See also: The Data Journey Into the New Normal
Enter machine learning and artificial intelligence
Use of analytics from first notification of loss (FNOL) until the claim is paid is now a norm rather than a competitive edge. All large carriers invest heavily in use cases such as fraud detection, severity-based claim assignment, automatic loss estimation, recovery optimization, etc. However, given the complex nature of how litigated claims are handled, only a few top U.S. carriers are able to weave these capabilities effectively into business processes. Insurance carriers that successfully use analytics to drive business process change in claims litigation will stay ahead of this massive threat.
There are two unmistakable trends that carriers need to leverage:
- Aggressive use of information sitting in claims and policy systems (structured attributes, adjuster notes) to develop signals around plaintiff attorney behavior. These signals then need to be deployed within claims operations to encourage early case assessment and litigation prevention.

================================

* _EXERCISE GOAL_
Rewrite the passage on claims analytics, beginning at the words "See also: The" and stopping after "this massive threat.", and swap "fraud detection" for "fraud screening". The listing after this point is separate material.

================================

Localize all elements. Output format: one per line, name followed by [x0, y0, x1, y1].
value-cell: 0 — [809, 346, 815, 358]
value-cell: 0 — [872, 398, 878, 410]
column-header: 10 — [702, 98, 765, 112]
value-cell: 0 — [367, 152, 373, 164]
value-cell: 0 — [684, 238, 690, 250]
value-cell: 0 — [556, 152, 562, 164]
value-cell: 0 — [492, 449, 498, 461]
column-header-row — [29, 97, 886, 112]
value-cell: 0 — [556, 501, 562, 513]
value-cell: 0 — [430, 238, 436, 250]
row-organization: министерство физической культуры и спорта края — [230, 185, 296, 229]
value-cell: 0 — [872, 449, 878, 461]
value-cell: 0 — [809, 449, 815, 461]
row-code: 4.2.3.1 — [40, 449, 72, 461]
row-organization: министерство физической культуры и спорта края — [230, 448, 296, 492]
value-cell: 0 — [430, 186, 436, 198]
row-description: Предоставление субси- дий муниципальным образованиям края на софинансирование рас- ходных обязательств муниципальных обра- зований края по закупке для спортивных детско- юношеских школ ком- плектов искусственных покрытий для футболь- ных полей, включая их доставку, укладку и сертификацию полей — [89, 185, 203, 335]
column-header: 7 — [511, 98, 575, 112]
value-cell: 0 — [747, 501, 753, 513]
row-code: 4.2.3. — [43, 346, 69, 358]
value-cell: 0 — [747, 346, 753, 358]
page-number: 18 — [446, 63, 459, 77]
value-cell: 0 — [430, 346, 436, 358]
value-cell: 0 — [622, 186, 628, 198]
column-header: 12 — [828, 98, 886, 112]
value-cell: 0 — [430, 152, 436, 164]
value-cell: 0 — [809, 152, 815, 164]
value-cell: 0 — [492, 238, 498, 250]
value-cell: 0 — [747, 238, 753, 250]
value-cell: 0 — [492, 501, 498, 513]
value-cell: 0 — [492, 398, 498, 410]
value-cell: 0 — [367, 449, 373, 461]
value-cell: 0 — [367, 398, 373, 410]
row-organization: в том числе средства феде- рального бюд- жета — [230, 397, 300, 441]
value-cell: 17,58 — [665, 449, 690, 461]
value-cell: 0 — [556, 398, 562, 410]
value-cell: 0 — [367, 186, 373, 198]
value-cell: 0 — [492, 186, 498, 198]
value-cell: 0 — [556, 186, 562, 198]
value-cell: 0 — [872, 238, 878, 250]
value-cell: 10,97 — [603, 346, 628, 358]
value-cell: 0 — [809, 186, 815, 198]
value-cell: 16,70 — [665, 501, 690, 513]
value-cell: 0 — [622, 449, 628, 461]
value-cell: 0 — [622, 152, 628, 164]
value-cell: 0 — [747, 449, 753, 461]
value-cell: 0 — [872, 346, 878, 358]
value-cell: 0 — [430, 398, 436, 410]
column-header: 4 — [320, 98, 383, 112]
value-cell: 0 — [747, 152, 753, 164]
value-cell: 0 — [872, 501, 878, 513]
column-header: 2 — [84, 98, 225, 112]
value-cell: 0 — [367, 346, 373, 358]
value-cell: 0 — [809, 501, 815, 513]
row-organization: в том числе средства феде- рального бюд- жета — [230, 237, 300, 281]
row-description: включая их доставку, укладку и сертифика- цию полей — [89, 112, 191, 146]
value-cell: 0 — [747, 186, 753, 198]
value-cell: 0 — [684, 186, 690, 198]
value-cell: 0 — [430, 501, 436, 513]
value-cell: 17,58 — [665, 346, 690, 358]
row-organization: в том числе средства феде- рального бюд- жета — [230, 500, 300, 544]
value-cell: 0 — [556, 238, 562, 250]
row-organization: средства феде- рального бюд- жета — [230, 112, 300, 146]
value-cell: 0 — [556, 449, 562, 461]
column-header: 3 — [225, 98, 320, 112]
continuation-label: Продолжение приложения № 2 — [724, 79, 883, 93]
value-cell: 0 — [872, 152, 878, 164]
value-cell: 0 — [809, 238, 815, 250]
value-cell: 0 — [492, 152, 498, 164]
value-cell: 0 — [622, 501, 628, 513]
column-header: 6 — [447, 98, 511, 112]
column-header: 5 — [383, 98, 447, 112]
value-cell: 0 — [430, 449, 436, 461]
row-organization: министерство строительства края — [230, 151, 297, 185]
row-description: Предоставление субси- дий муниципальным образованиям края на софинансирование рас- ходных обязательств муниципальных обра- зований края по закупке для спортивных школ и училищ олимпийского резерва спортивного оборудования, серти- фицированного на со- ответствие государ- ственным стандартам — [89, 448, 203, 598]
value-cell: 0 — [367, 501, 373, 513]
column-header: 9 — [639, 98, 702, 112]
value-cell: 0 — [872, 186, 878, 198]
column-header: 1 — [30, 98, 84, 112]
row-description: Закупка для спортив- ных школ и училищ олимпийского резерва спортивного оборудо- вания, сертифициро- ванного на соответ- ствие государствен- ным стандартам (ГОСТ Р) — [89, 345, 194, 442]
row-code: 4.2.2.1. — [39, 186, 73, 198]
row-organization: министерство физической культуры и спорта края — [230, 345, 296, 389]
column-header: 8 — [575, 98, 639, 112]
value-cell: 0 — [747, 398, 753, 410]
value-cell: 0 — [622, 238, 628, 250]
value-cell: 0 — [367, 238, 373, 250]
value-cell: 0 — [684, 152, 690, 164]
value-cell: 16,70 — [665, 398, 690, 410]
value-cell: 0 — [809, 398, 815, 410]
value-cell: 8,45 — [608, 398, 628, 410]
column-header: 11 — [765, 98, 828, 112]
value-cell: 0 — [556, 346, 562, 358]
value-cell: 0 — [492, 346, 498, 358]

================================

* _ANSWER FOR THIS EXERCISE_
See also: The Data Journey Into the New Normal
Enter machine learning and artificial intelligence
Use of analytics from first notification of loss (FNOL) until the claim is paid is now a norm rather than a competitive edge. All large carriers invest heavily in use cases such as fraud screening, severity-based claim assignment, automatic loss estimation, recovery optimization, etc. However, given the complex nature of how litigated claims are handled, only a few top U.S. carriers are able to weave these capabilities effectively into business processes. Insurance carriers that successfully use analytics to drive business process change in claims litigation will stay ahead of this massive threat.